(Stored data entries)
····················

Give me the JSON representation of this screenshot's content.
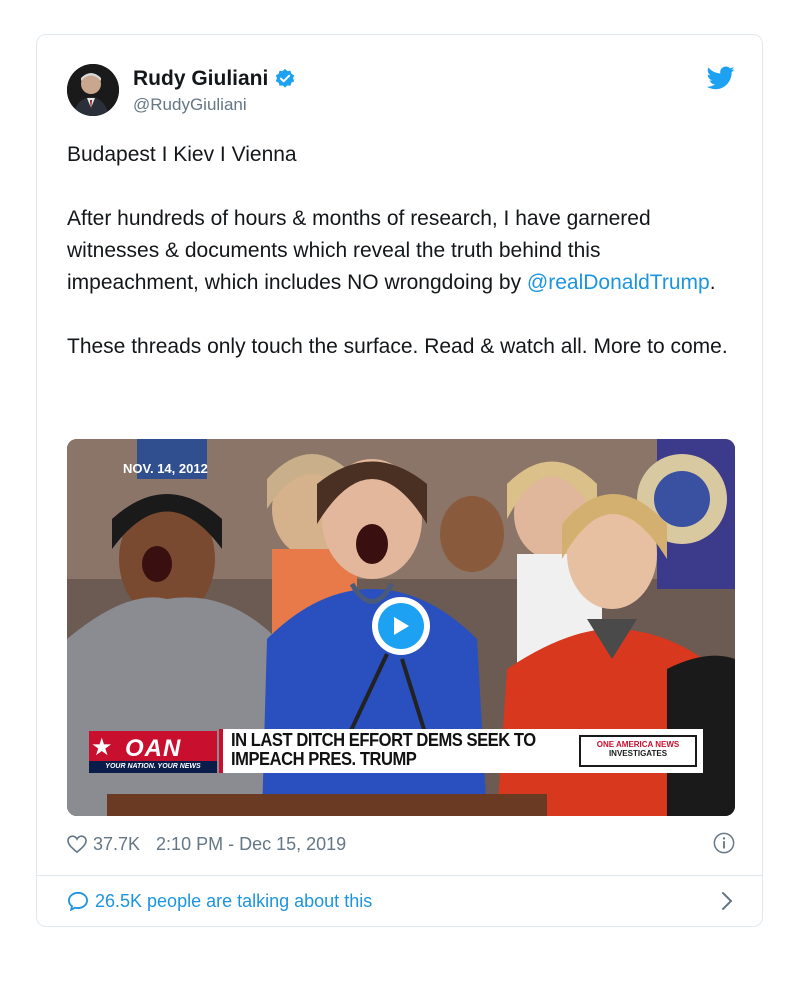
{
  "tweet": {
    "author_name": "Rudy Giuliani",
    "handle": "@RudyGiuliani",
    "paragraphs": {
      "p1": "Budapest I Kiev I Vienna",
      "p2_before": "After hundreds of hours & months of research, I have garnered witnesses & documents which reveal the truth behind this impeachment, which includes NO wrongdoing by ",
      "p2_mention": "@realDonaldTrump",
      "p2_after": ".",
      "p3": "These threads only touch the surface. Read & watch all. More to come."
    },
    "likes": "37.7K",
    "timestamp": "2:10 PM - Dec 15, 2019",
    "talking": "26.5K people are talking about this"
  },
  "video": {
    "date_stamp": "NOV. 14, 2012",
    "network_logo": "OAN",
    "network_tagline": "YOUR NATION. YOUR NEWS",
    "headline_line1": "IN LAST DITCH EFFORT DEMS SEEK TO",
    "headline_line2": "IMPEACH PRES. TRUMP",
    "program_line1": "ONE AMERICA NEWS",
    "program_line2": "INVESTIGATES"
  },
  "colors": {
    "accent": "#1da1f2",
    "link": "#1b95e0",
    "muted": "#657786",
    "border": "#e1e8ed"
  },
  "icons": [
    "verified-badge-icon",
    "twitter-bird-icon",
    "play-icon",
    "heart-icon",
    "info-icon",
    "reply-bubble-icon",
    "chevron-right-icon"
  ]
}
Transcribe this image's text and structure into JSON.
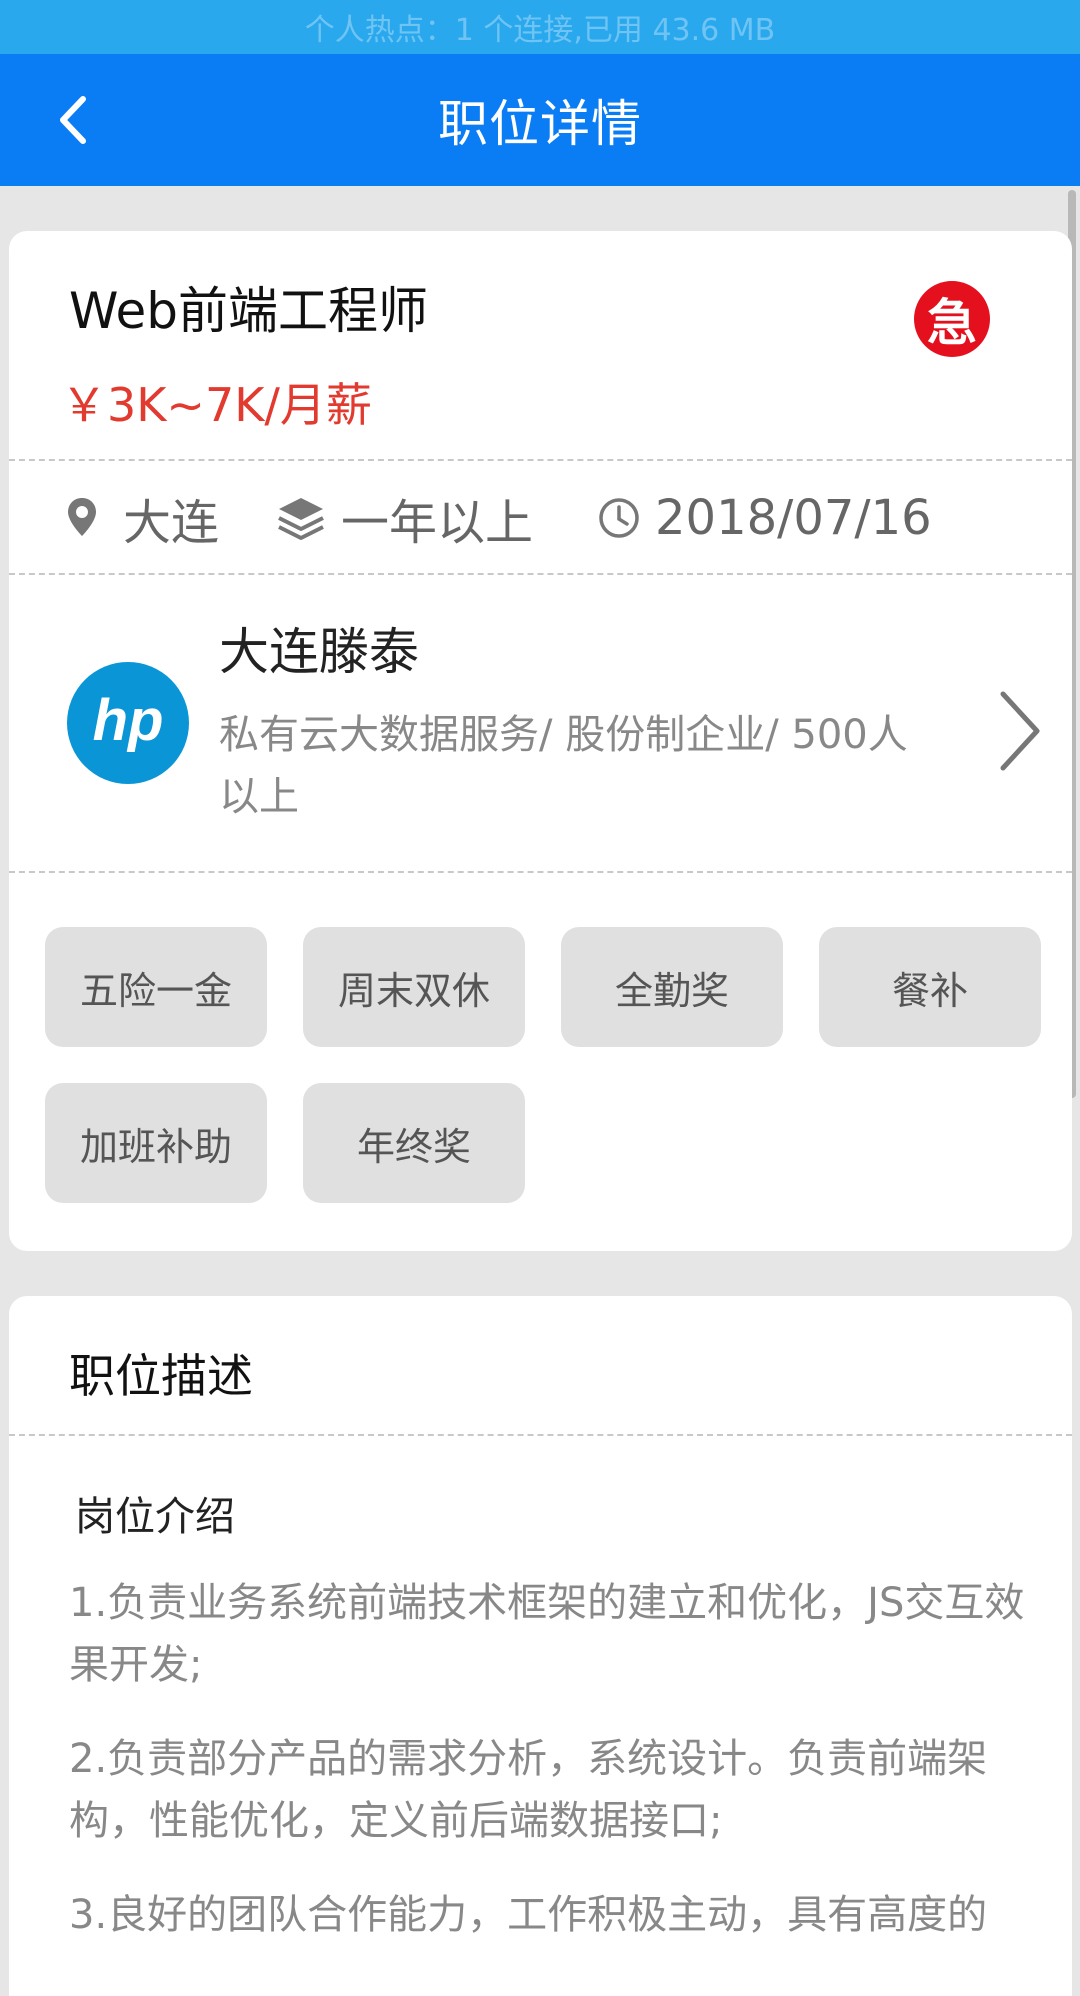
{
  "status_bar": {
    "text": "个人热点：1 个连接,已用 43.6 MB"
  },
  "header": {
    "title": "职位详情",
    "back_icon": "chevron-left-icon"
  },
  "job": {
    "title": "Web前端工程师",
    "urgent_badge": "急",
    "salary": "￥3K~7K/月薪",
    "location": "大连",
    "experience": "一年以上",
    "date": "2018/07/16"
  },
  "company": {
    "name": "大连滕泰",
    "description": "私有云大数据服务/ 股份制企业/ 500人以上",
    "logo_text": "hp"
  },
  "benefits": [
    "五险一金",
    "周末双休",
    "全勤奖",
    "餐补",
    "加班补助",
    "年终奖"
  ],
  "description": {
    "section_title": "职位描述",
    "subtitle": "岗位介绍",
    "paragraphs": [
      "1.负责业务系统前端技术框架的建立和优化，JS交互效果开发;",
      "2.负责部分产品的需求分析，系统设计。负责前端架构，性能优化，定义前后端数据接口;",
      "3.良好的团队合作能力，工作积极主动，具有高度的"
    ]
  },
  "colors": {
    "status_bar": "#29a8ee",
    "nav_bar": "#0a7df5",
    "salary": "#e23a2f",
    "urgent": "#e5101e",
    "logo": "#0a96d6"
  }
}
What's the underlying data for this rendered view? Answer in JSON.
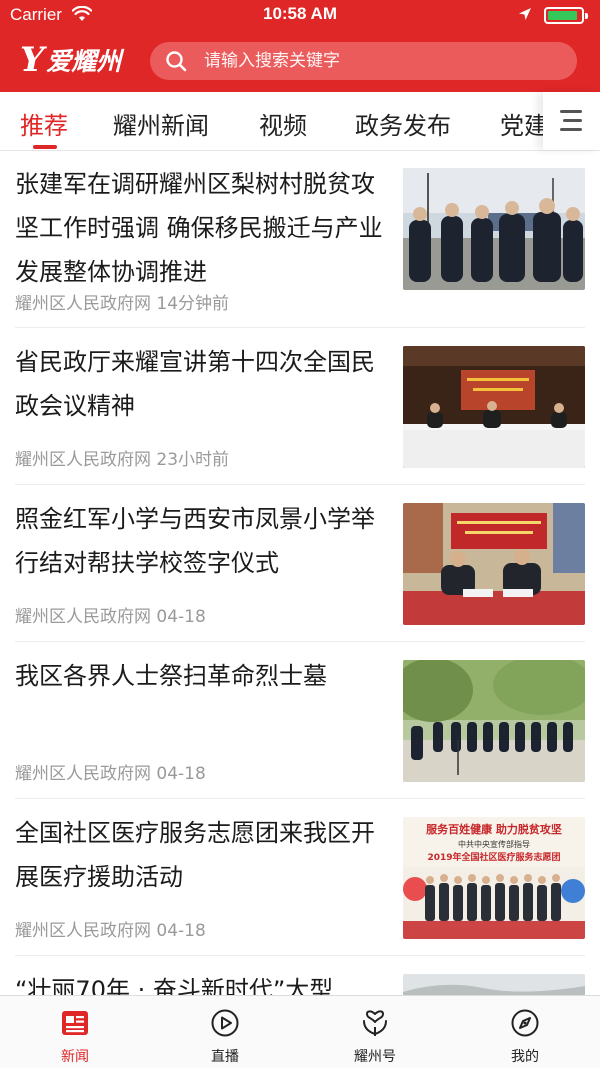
{
  "status_bar": {
    "carrier": "Carrier",
    "time": "10:58 AM",
    "battery_level": 0.92
  },
  "header": {
    "logo_mark": "Y",
    "logo_text": "爱耀州",
    "search_placeholder": "请输入搜索关键字",
    "accent_color": "#e02727"
  },
  "tabs": [
    {
      "label": "推荐",
      "active": true
    },
    {
      "label": "耀州新闻",
      "active": false
    },
    {
      "label": "视频",
      "active": false
    },
    {
      "label": "政务发布",
      "active": false
    },
    {
      "label": "党建",
      "active": false
    }
  ],
  "news": [
    {
      "title": "张建军在调研耀州区梨树村脱贫攻坚工作时强调 确保移民搬迁与产业发展整体协调推进",
      "source": "耀州区人民政府网",
      "time": "14分钟前",
      "image": "officials-inspection-photo"
    },
    {
      "title": "省民政厅来耀宣讲第十四次全国民政会议精神",
      "source": "耀州区人民政府网",
      "time": "23小时前",
      "image": "meeting-hall-photo"
    },
    {
      "title": "照金红军小学与西安市凤景小学举行结对帮扶学校签字仪式",
      "source": "耀州区人民政府网",
      "time": "04-18",
      "image": "signing-ceremony-photo"
    },
    {
      "title": "我区各界人士祭扫革命烈士墓",
      "source": "耀州区人民政府网",
      "time": "04-18",
      "image": "memorial-ceremony-photo"
    },
    {
      "title": "全国社区医疗服务志愿团来我区开展医疗援助活动",
      "source": "耀州区人民政府网",
      "time": "04-18",
      "image": "medical-volunteers-photo",
      "image_text_1": "服务百姓健康 助力脱贫攻坚",
      "image_text_2": "中共中央宣传部指导",
      "image_text_3": "2019年全国社区医疗服务志愿团"
    },
    {
      "title": "“壮丽70年 · 奋斗新时代”大型",
      "image": "landscape-photo"
    }
  ],
  "bottom_nav": [
    {
      "label": "新闻",
      "icon": "news-icon",
      "active": true
    },
    {
      "label": "直播",
      "icon": "play-icon",
      "active": false
    },
    {
      "label": "耀州号",
      "icon": "hands-heart-icon",
      "active": false
    },
    {
      "label": "我的",
      "icon": "compass-icon",
      "active": false
    }
  ]
}
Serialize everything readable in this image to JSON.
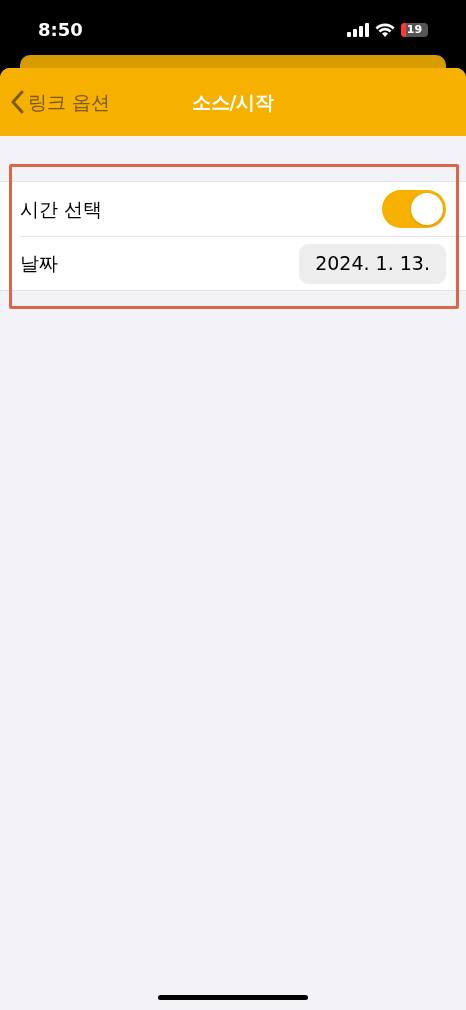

····················

> [What is required] All of the material above needs to be restated exactly, with no pictures.

> [The result]
Give me the JSON representation of this screenshot's content.
{
  "tweet": {
    "author_name": "Rudy Giuliani",
    "handle": "@RudyGiuliani",
    "paragraphs": {
      "p1": "Budapest I Kiev I Vienna",
      "p2_before": "After hundreds of hours & months of research, I have garnered witnesses & documents which reveal the truth behind this impeachment, which includes NO wrongdoing by ",
      "p2_mention": "@realDonaldTrump",
      "p2_after": ".",
      "p3": "These threads only touch the surface. Read & watch all. More to come."
    },
    "likes": "37.7K",
    "timestamp": "2:10 PM - Dec 15, 2019",
    "talking": "26.5K people are talking about this"
  },
  "video": {
    "date_stamp": "NOV. 14, 2012",
    "network_logo": "OAN",
    "network_tagline": "YOUR NATION. YOUR NEWS",
    "headline_line1": "IN LAST DITCH EFFORT DEMS SEEK TO",
    "headline_line2": "IMPEACH PRES. TRUMP",
    "program_line1": "ONE AMERICA NEWS",
    "program_line2": "INVESTIGATES"
  },
  "colors": {
    "accent": "#1da1f2",
    "link": "#1b95e0",
    "muted": "#657786",
    "border": "#e1e8ed"
  },
  "icons": [
    "verified-badge-icon",
    "twitter-bird-icon",
    "play-icon",
    "heart-icon",
    "info-icon",
    "reply-bubble-icon",
    "chevron-right-icon"
  ]
}
Transcribe this image's text and structure into JSON.
{
  "status_bar": {
    "text": "个人热点：1 个连接,已用 43.6 MB"
  },
  "header": {
    "title": "职位详情",
    "back_icon": "chevron-left-icon"
  },
  "job": {
    "title": "Web前端工程师",
    "urgent_badge": "急",
    "salary": "￥3K~7K/月薪",
    "location": "大连",
    "experience": "一年以上",
    "date": "2018/07/16"
  },
  "company": {
    "name": "大连滕泰",
    "description": "私有云大数据服务/ 股份制企业/ 500人以上",
    "logo_text": "hp"
  },
  "benefits": [
    "五险一金",
    "周末双休",
    "全勤奖",
    "餐补",
    "加班补助",
    "年终奖"
  ],
  "description": {
    "section_title": "职位描述",
    "subtitle": "岗位介绍",
    "paragraphs": [
      "1.负责业务系统前端技术框架的建立和优化，JS交互效果开发;",
      "2.负责部分产品的需求分析，系统设计。负责前端架构，性能优化，定义前后端数据接口;",
      "3.良好的团队合作能力，工作积极主动，具有高度的"
    ]
  },
  "colors": {
    "status_bar": "#29a8ee",
    "nav_bar": "#0a7df5",
    "salary": "#e23a2f",
    "urgent": "#e5101e",
    "logo": "#0a96d6"
  }
}
What's the underlying data for this rendered view? Answer in JSON.
{
  "status_bar": {
    "carrier": "Carrier",
    "time": "10:58 AM",
    "battery_level": 0.92
  },
  "header": {
    "logo_mark": "Y",
    "logo_text": "爱耀州",
    "search_placeholder": "请输入搜索关键字",
    "accent_color": "#e02727"
  },
  "tabs": [
    {
      "label": "推荐",
      "active": true
    },
    {
      "label": "耀州新闻",
      "active": false
    },
    {
      "label": "视频",
      "active": false
    },
    {
      "label": "政务发布",
      "active": false
    },
    {
      "label": "党建",
      "active": false
    }
  ],
  "news": [
    {
      "title": "张建军在调研耀州区梨树村脱贫攻坚工作时强调 确保移民搬迁与产业发展整体协调推进",
      "source": "耀州区人民政府网",
      "time": "14分钟前",
      "image": "officials-inspection-photo"
    },
    {
      "title": "省民政厅来耀宣讲第十四次全国民政会议精神",
      "source": "耀州区人民政府网",
      "time": "23小时前",
      "image": "meeting-hall-photo"
    },
    {
      "title": "照金红军小学与西安市凤景小学举行结对帮扶学校签字仪式",
      "source": "耀州区人民政府网",
      "time": "04-18",
      "image": "signing-ceremony-photo"
    },
    {
      "title": "我区各界人士祭扫革命烈士墓",
      "source": "耀州区人民政府网",
      "time": "04-18",
      "image": "memorial-ceremony-photo"
    },
    {
      "title": "全国社区医疗服务志愿团来我区开展医疗援助活动",
      "source": "耀州区人民政府网",
      "time": "04-18",
      "image": "medical-volunteers-photo",
      "image_text_1": "服务百姓健康 助力脱贫攻坚",
      "image_text_2": "中共中央宣传部指导",
      "image_text_3": "2019年全国社区医疗服务志愿团"
    },
    {
      "title": "“壮丽70年 · 奋斗新时代”大型",
      "image": "landscape-photo"
    }
  ],
  "bottom_nav": [
    {
      "label": "新闻",
      "icon": "news-icon",
      "active": true
    },
    {
      "label": "直播",
      "icon": "play-icon",
      "active": false
    },
    {
      "label": "耀州号",
      "icon": "hands-heart-icon",
      "active": false
    },
    {
      "label": "我的",
      "icon": "compass-icon",
      "active": false
    }
  ]
}
Serialize everything readable in this image to JSON.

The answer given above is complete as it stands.